#### GIVEN ENTRIES

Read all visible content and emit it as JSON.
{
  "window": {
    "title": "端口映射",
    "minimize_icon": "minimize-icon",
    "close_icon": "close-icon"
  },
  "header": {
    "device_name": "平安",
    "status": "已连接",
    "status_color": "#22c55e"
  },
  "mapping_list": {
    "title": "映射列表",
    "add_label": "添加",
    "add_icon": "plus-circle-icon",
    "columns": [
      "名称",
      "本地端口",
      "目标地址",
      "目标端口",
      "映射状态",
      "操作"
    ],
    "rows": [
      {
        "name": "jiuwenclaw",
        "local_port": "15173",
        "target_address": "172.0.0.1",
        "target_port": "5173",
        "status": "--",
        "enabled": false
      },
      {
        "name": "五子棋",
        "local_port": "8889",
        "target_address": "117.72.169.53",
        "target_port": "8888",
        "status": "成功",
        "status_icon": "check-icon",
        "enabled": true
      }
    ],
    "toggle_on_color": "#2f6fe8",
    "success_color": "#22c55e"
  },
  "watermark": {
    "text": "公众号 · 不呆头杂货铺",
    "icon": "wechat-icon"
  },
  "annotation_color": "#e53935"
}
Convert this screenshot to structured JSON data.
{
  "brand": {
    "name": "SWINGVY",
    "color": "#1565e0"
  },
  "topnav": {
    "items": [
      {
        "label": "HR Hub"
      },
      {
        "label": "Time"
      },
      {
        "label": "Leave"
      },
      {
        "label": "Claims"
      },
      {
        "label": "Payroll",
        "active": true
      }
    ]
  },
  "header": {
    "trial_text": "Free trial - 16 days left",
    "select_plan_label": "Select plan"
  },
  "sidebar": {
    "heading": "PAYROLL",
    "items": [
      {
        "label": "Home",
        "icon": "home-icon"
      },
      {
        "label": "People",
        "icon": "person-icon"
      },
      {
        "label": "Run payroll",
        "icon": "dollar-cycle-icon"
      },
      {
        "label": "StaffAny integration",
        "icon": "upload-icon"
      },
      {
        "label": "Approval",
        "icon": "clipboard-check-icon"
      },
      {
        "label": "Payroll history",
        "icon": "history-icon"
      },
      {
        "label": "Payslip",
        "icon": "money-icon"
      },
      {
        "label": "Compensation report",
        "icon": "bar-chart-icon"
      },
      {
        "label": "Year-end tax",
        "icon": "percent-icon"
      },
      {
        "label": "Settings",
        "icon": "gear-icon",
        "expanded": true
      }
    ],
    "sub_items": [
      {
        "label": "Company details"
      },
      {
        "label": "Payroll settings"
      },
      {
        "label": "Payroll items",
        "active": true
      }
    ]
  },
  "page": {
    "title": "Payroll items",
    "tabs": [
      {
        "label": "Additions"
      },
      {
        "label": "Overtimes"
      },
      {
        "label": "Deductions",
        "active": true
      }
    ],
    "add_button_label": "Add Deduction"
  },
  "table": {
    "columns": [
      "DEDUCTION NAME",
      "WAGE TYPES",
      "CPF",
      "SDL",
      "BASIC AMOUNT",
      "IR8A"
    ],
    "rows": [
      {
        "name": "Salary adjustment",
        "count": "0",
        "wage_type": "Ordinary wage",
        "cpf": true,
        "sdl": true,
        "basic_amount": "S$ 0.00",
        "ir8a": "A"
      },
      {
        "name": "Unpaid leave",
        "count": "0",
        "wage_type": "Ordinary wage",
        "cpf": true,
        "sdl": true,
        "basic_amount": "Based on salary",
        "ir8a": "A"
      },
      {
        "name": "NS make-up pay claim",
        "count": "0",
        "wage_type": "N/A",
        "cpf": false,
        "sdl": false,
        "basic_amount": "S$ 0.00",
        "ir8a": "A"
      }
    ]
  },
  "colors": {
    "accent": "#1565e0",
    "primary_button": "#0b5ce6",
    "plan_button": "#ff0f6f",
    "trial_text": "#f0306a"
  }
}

#### EXERCISE REQUIREMENTS
Go back to the listing above and please repeat it exactly.

#### TASK RESPONSE
Read all visible content and emit it as JSON.
{
  "window": {
    "title": "端口映射",
    "minimize_icon": "minimize-icon",
    "close_icon": "close-icon"
  },
  "header": {
    "device_name": "平安",
    "status": "已连接",
    "status_color": "#22c55e"
  },
  "mapping_list": {
    "title": "映射列表",
    "add_label": "添加",
    "add_icon": "plus-circle-icon",
    "columns": [
      "名称",
      "本地端口",
      "目标地址",
      "目标端口",
      "映射状态",
      "操作"
    ],
    "rows": [
      {
        "name": "jiuwenclaw",
        "local_port": "15173",
        "target_address": "172.0.0.1",
        "target_port": "5173",
        "status": "--",
        "enabled": false
      },
      {
        "name": "五子棋",
        "local_port": "8889",
        "target_address": "117.72.169.53",
        "target_port": "8888",
        "status": "成功",
        "status_icon": "check-icon",
        "enabled": true
      }
    ],
    "toggle_on_color": "#2f6fe8",
    "success_color": "#22c55e"
  },
  "watermark": {
    "text": "公众号 · 不呆头杂货铺",
    "icon": "wechat-icon"
  },
  "annotation_color": "#e53935"
}
Convert this screenshot to structured JSON data.
{
  "brand": {
    "name": "SWINGVY",
    "color": "#1565e0"
  },
  "topnav": {
    "items": [
      {
        "label": "HR Hub"
      },
      {
        "label": "Time"
      },
      {
        "label": "Leave"
      },
      {
        "label": "Claims"
      },
      {
        "label": "Payroll",
        "active": true
      }
    ]
  },
  "header": {
    "trial_text": "Free trial - 16 days left",
    "select_plan_label": "Select plan"
  },
  "sidebar": {
    "heading": "PAYROLL",
    "items": [
      {
        "label": "Home",
        "icon": "home-icon"
      },
      {
        "label": "People",
        "icon": "person-icon"
      },
      {
        "label": "Run payroll",
        "icon": "dollar-cycle-icon"
      },
      {
        "label": "StaffAny integration",
        "icon": "upload-icon"
      },
      {
        "label": "Approval",
        "icon": "clipboard-check-icon"
      },
      {
        "label": "Payroll history",
        "icon": "history-icon"
      },
      {
        "label": "Payslip",
        "icon": "money-icon"
      },
      {
        "label": "Compensation report",
        "icon": "bar-chart-icon"
      },
      {
        "label": "Year-end tax",
        "icon": "percent-icon"
      },
      {
        "label": "Settings",
        "icon": "gear-icon",
        "expanded": true
      }
    ],
    "sub_items": [
      {
        "label": "Company details"
      },
      {
        "label": "Payroll settings"
      },
      {
        "label": "Payroll items",
        "active": true
      }
    ]
  },
  "page": {
    "title": "Payroll items",
    "tabs": [
      {
        "label": "Additions"
      },
      {
        "label": "Overtimes"
      },
      {
        "label": "Deductions",
        "active": true
      }
    ],
    "add_button_label": "Add Deduction"
  },
  "table": {
    "columns": [
      "DEDUCTION NAME",
      "WAGE TYPES",
      "CPF",
      "SDL",
      "BASIC AMOUNT",
      "IR8A"
    ],
    "rows": [
      {
        "name": "Salary adjustment",
        "count": "0",
        "wage_type": "Ordinary wage",
        "cpf": true,
        "sdl": true,
        "basic_amount": "S$ 0.00",
        "ir8a": "A"
      },
      {
        "name": "Unpaid leave",
        "count": "0",
        "wage_type": "Ordinary wage",
        "cpf": true,
        "sdl": true,
        "basic_amount": "Based on salary",
        "ir8a": "A"
      },
      {
        "name": "NS make-up pay claim",
        "count": "0",
        "wage_type": "N/A",
        "cpf": false,
        "sdl": false,
        "basic_amount": "S$ 0.00",
        "ir8a": "A"
      }
    ]
  },
  "colors": {
    "accent": "#1565e0",
    "primary_button": "#0b5ce6",
    "plan_button": "#ff0f6f",
    "trial_text": "#f0306a"
  }
}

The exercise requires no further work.